* **DIRECTIONS FOR THIS TASK**: Find the line with "Decode this image" in the data below. Repeat it and every line after it up to the end, exactly, but drop the pictures.

* **SUPPLIED ENTRIES**:
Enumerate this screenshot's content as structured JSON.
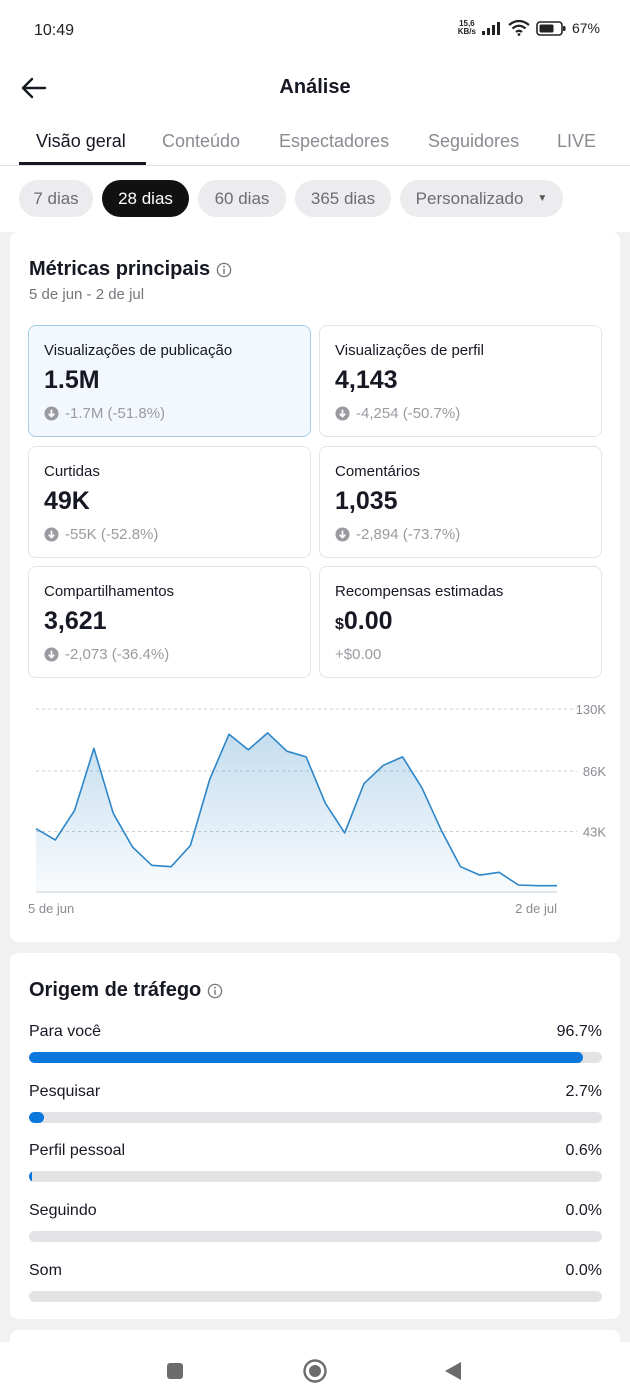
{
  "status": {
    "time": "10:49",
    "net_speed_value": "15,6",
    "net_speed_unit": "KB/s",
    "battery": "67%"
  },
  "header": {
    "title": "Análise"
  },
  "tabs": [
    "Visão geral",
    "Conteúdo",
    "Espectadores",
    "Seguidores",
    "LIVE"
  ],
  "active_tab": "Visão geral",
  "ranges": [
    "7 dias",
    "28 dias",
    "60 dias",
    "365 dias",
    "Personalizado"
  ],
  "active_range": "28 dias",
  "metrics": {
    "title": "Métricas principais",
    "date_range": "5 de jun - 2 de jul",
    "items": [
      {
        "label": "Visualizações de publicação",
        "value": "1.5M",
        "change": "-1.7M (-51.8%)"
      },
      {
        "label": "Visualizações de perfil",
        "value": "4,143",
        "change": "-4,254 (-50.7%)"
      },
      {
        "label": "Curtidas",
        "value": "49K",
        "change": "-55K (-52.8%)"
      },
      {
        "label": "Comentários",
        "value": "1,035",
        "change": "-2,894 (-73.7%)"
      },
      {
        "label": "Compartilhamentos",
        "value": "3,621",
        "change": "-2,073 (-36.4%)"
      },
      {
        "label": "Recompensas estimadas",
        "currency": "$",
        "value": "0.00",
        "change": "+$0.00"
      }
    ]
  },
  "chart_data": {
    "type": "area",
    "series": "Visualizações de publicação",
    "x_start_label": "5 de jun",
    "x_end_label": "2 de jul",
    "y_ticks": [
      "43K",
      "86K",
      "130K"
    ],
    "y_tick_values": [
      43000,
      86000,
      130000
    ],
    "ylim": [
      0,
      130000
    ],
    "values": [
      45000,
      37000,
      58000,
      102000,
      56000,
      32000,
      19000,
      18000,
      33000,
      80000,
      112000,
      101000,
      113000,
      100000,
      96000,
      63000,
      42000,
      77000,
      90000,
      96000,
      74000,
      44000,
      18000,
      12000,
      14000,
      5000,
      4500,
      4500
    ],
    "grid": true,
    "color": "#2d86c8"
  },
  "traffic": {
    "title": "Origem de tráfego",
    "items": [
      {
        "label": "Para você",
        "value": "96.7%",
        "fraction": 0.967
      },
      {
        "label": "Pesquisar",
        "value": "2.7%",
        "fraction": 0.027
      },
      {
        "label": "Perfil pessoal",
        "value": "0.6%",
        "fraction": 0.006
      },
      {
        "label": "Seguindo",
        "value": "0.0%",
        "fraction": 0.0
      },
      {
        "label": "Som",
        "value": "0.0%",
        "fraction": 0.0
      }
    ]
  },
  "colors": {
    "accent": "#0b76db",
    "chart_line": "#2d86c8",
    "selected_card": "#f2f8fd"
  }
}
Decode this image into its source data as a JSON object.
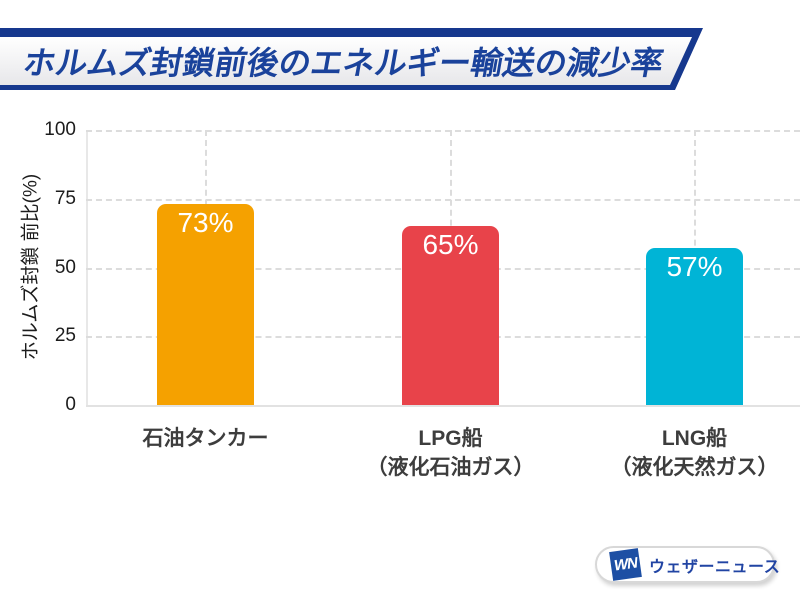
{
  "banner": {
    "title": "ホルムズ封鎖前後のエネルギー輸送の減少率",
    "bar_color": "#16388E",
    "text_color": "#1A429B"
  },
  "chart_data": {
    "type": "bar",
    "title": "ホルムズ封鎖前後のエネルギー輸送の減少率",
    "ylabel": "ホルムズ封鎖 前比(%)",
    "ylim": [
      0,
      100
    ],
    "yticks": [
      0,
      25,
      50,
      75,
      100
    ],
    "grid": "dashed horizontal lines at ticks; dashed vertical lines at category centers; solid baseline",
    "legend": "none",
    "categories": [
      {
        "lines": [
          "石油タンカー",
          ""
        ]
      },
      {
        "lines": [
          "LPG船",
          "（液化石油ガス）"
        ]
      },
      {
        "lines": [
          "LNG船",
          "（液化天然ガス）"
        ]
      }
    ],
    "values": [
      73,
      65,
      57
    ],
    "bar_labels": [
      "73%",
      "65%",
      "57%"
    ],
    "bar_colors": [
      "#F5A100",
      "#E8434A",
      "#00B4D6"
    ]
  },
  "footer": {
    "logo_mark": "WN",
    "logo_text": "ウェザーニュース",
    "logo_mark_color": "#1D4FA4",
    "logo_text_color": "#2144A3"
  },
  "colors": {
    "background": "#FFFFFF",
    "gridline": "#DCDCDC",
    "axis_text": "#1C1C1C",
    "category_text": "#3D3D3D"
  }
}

* **ANSWER BELOW**:
Decode this image into its source data as a JSON object.
{
  "banner": {
    "title": "ホルムズ封鎖前後のエネルギー輸送の減少率",
    "bar_color": "#16388E",
    "text_color": "#1A429B"
  },
  "chart_data": {
    "type": "bar",
    "title": "ホルムズ封鎖前後のエネルギー輸送の減少率",
    "ylabel": "ホルムズ封鎖 前比(%)",
    "ylim": [
      0,
      100
    ],
    "yticks": [
      0,
      25,
      50,
      75,
      100
    ],
    "grid": "dashed horizontal lines at ticks; dashed vertical lines at category centers; solid baseline",
    "legend": "none",
    "categories": [
      {
        "lines": [
          "石油タンカー",
          ""
        ]
      },
      {
        "lines": [
          "LPG船",
          "（液化石油ガス）"
        ]
      },
      {
        "lines": [
          "LNG船",
          "（液化天然ガス）"
        ]
      }
    ],
    "values": [
      73,
      65,
      57
    ],
    "bar_labels": [
      "73%",
      "65%",
      "57%"
    ],
    "bar_colors": [
      "#F5A100",
      "#E8434A",
      "#00B4D6"
    ]
  },
  "footer": {
    "logo_mark": "WN",
    "logo_text": "ウェザーニュース",
    "logo_mark_color": "#1D4FA4",
    "logo_text_color": "#2144A3"
  },
  "colors": {
    "background": "#FFFFFF",
    "gridline": "#DCDCDC",
    "axis_text": "#1C1C1C",
    "category_text": "#3D3D3D"
  }
}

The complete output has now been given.